(Data records)

** start **

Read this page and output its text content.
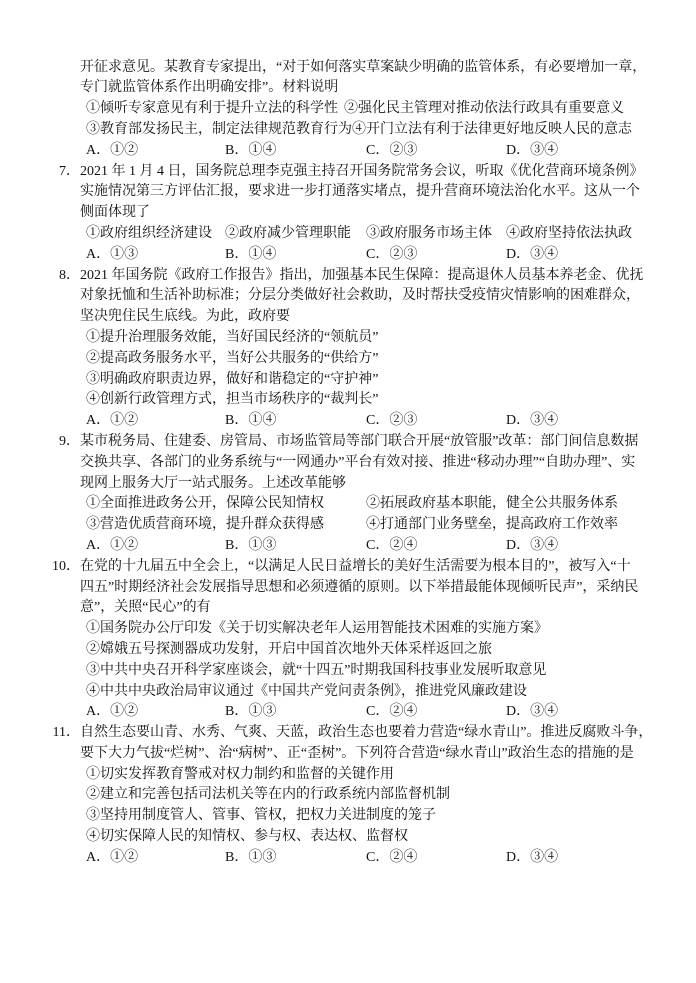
开征求意见。某教育专家提出，“对于如何落实草案缺少明确的监管体系，有必要增加一章，
专门就监管体系作出明确安排”。材料说明
①倾听专家意见有利于提升立法的科学性 ②强化民主管理对推动依法行政具有重要意义
③教育部发扬民主，制定法律规范教育行为④开门立法有利于法律更好地反映人民的意志
A．①②	B．①④	C．②③	D．③④
7． 2021 年 1 月 4 日，国务院总理李克强主持召开国务院常务会议，听取《优化营商环境条例》
实施情况第三方评估汇报，要求进一步打通落实堵点，提升营商环境法治化水平。这从一个
侧面体现了
①政府组织经济建设 ②政府减少管理职能 ③政府服务市场主体 ④政府坚持依法执政
A．①③	B．①④	C．②③	D．③④
8． 2021 年国务院《政府工作报告》指出，加强基本民生保障：提高退休人员基本养老金、优抚
对象抚恤和生活补助标准；分层分类做好社会救助，及时帮扶受疫情灾情影响的困难群众，
坚决兜住民生底线。为此，政府要
①提升治理服务效能，当好国民经济的“领航员”
②提高政务服务水平，当好公共服务的“供给方”
③明确政府职责边界，做好和谐稳定的“守护神”
④创新行政管理方式，担当市场秩序的“裁判长”
A．①②	B．①④	C．②③	D．③④
9． 某市税务局、住建委、房管局、市场监管局等部门联合开展“放管服”改革：部门间信息数据
交换共享、各部门的业务系统与“一网通办”平台有效对接、推进“移动办理”“自助办理”、实
现网上服务大厅一站式服务。上述改革能够
①全面推进政务公开，保障公民知情权	②拓展政府基本职能，健全公共服务体系
③营造优质营商环境，提升群众获得感	④打通部门业务壁垒，提高政府工作效率
A．①②	B．①③	C．②④	D．③④
10． 在党的十九届五中全会上，“以满足人民日益增长的美好生活需要为根本目的”，被写入“十
四五”时期经济社会发展指导思想和必须遵循的原则。以下举措最能体现倾听民声”，采纳民
意”，关照“民心”的有
①国务院办公厅印发《关于切实解决老年人运用智能技术困难的实施方案》
②嫦娥五号探测器成功发射，开启中国首次地外天体采样返回之旅
③中共中央召开科学家座谈会，就“十四五”时期我国科技事业发展听取意见
④中共中央政治局审议通过《中国共产党问责条例》，推进党风廉政建设
A．①②	B．①③	C．②④	D．③④
11． 自然生态要山青、水秀、气爽、天蓝，政治生态也要着力营造“绿水青山”。推进反腐败斗争，
要下大力气拔“烂树”、治“病树”、正“歪树”。下列符合营造“绿水青山”政治生态的措施的是
①切实发挥教育警戒对权力制约和监督的关键作用
②建立和完善包括司法机关等在内的行政系统内部监督机制
③坚持用制度管人、管事、管权，把权力关进制度的笼子
④切实保障人民的知情权、参与权、表达权、监督权
A．①②	B．①③	C．②④	D．③④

** end **

Scan the data above; copy every line where "绿水青山" appears.

11． 自然生态要山青、水秀、气爽、天蓝，政治生态也要着力营造“绿水青山”。推进反腐败斗争，
要下大力气拔“烂树”、治“病树”、正“歪树”。下列符合营造“绿水青山”政治生态的措施的是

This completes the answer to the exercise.